• _EXERCISE AIM_
State the number of lines in the material below that have "ylabel" in them, without any other text.

________________________________________

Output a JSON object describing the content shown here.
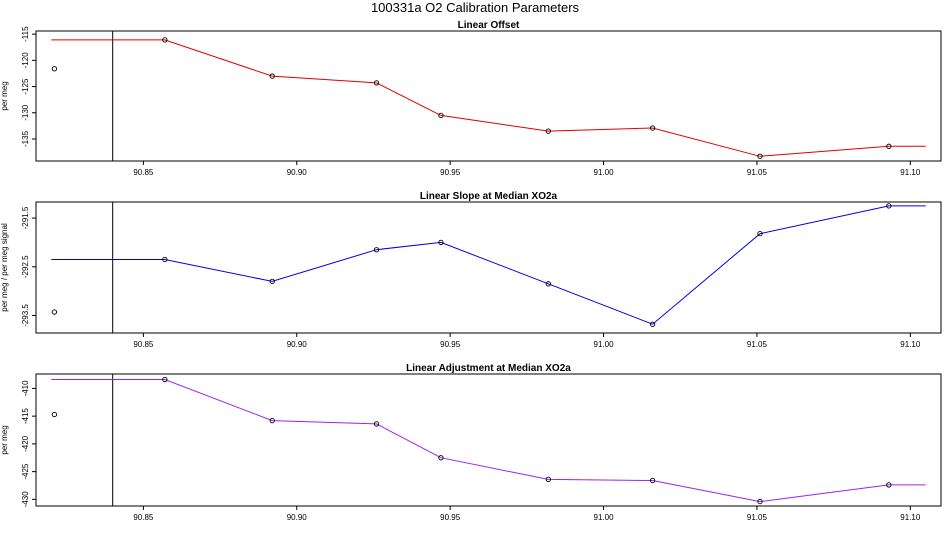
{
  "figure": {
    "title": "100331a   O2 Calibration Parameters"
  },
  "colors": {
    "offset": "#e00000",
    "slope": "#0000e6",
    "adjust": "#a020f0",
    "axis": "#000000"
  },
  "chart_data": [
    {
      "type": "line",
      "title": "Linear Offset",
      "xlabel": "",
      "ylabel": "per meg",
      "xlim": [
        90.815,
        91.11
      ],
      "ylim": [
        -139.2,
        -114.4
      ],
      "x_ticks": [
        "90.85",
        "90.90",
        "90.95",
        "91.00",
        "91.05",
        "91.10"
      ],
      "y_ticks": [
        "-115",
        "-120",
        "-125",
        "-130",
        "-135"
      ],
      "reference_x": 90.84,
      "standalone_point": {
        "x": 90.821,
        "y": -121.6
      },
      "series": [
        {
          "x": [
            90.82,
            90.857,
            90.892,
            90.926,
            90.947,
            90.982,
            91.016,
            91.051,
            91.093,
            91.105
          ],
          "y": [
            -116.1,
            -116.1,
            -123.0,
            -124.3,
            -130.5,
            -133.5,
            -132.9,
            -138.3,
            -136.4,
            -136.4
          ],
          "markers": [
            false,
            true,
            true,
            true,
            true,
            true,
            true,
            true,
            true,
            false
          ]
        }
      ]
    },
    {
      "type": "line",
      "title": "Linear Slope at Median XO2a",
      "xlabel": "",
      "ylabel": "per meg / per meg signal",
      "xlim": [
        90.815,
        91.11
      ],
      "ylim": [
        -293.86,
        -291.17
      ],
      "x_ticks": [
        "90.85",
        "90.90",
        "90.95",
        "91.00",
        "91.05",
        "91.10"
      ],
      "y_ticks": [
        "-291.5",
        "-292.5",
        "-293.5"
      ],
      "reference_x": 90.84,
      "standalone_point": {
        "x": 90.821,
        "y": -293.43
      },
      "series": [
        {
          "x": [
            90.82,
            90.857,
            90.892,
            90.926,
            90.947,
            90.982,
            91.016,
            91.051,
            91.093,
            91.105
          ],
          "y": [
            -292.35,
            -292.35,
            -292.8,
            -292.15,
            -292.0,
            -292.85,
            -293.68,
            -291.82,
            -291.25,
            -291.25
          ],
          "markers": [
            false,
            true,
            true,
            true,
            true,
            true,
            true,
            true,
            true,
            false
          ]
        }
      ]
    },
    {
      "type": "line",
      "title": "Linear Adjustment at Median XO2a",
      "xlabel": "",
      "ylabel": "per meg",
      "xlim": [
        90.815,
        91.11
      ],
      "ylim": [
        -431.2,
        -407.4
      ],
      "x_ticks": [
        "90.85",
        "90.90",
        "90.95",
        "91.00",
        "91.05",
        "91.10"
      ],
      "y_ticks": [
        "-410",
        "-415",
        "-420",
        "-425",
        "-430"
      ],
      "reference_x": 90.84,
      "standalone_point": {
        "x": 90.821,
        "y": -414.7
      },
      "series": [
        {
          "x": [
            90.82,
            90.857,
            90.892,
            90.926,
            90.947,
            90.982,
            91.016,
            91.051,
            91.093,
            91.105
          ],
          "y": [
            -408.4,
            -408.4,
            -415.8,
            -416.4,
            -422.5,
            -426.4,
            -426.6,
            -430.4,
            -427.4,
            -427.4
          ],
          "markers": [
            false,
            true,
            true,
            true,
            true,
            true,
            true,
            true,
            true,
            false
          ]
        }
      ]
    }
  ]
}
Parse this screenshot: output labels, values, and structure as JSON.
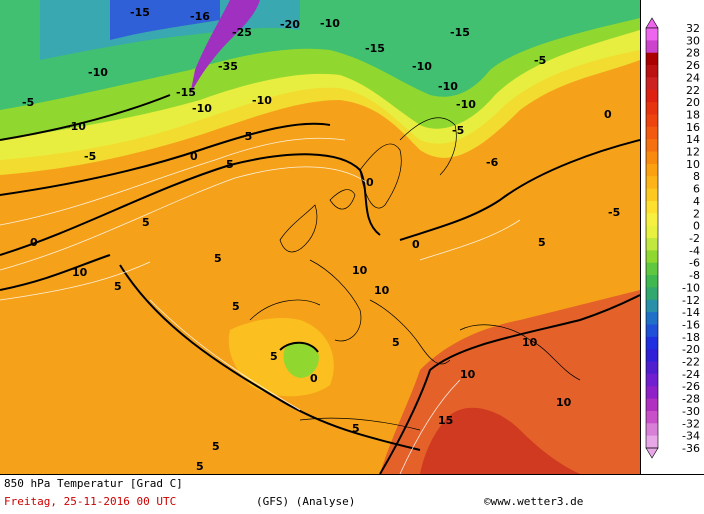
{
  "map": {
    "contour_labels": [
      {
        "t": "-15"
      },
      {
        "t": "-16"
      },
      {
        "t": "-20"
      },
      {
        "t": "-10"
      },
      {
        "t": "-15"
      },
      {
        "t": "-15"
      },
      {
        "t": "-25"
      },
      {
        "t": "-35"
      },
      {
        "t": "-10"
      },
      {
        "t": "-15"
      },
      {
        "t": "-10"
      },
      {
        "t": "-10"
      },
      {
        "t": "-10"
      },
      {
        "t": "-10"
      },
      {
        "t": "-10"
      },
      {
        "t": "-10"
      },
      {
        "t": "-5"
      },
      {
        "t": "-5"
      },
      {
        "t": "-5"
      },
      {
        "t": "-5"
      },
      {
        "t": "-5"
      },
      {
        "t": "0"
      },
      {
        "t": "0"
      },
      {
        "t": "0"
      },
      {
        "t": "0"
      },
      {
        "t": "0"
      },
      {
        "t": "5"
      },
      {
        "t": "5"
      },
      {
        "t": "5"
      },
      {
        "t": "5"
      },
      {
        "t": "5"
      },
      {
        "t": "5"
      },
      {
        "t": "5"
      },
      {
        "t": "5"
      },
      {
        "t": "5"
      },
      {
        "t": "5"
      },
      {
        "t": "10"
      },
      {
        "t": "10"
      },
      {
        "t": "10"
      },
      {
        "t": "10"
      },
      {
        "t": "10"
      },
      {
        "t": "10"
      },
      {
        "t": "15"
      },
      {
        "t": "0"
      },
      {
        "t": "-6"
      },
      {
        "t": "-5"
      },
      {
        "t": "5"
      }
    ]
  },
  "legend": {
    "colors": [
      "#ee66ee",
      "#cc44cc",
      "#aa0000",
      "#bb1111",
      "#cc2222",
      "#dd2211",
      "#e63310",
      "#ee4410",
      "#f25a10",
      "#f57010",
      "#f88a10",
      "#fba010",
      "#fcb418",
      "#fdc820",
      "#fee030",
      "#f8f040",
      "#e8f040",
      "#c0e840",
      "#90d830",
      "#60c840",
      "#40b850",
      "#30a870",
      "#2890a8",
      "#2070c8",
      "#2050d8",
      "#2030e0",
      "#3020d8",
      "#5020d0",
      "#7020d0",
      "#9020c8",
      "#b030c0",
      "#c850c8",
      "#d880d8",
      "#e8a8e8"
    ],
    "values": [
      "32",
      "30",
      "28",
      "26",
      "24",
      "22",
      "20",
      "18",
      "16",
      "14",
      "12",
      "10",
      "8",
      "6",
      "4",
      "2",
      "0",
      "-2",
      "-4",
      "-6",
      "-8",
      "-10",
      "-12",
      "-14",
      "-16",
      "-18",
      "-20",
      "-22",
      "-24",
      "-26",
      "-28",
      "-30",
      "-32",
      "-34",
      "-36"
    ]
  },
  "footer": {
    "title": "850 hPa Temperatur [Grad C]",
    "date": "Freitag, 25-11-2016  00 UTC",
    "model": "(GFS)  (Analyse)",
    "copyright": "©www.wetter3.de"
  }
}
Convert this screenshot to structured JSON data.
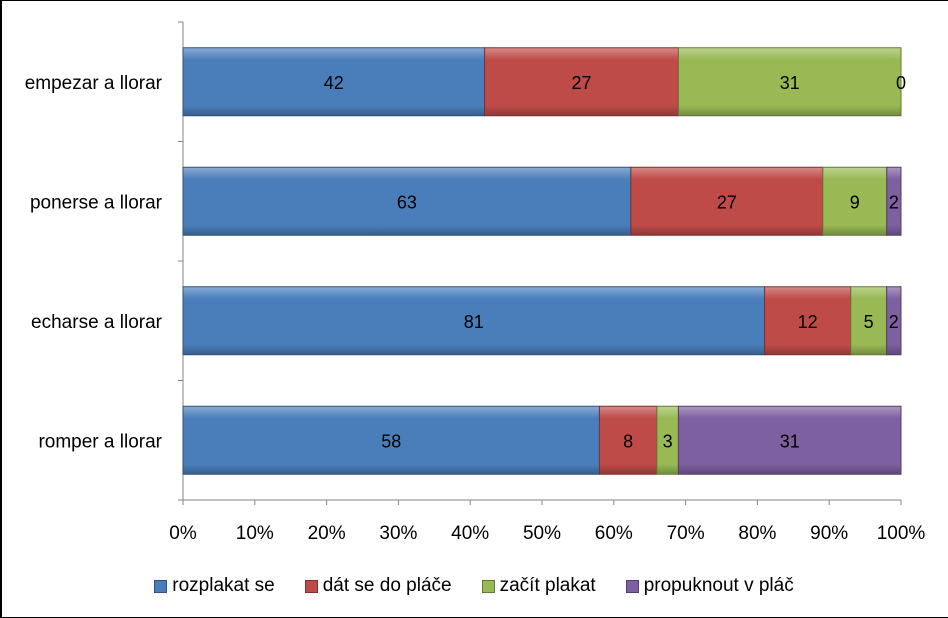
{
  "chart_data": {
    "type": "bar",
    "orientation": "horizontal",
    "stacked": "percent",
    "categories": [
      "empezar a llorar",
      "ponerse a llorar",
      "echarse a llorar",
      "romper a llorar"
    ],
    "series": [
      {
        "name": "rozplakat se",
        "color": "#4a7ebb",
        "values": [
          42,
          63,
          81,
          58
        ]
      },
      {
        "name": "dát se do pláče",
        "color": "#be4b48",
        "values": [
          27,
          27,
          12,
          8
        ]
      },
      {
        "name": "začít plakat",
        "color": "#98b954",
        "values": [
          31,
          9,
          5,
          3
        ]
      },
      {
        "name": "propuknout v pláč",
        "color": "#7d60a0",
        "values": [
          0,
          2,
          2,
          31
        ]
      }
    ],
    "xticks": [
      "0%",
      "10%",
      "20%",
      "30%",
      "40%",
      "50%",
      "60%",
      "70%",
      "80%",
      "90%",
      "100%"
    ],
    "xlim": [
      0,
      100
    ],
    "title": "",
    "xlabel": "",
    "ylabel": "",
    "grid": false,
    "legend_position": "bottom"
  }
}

________________________________________

• _SOLUTION TO THIS PROBLEM_
4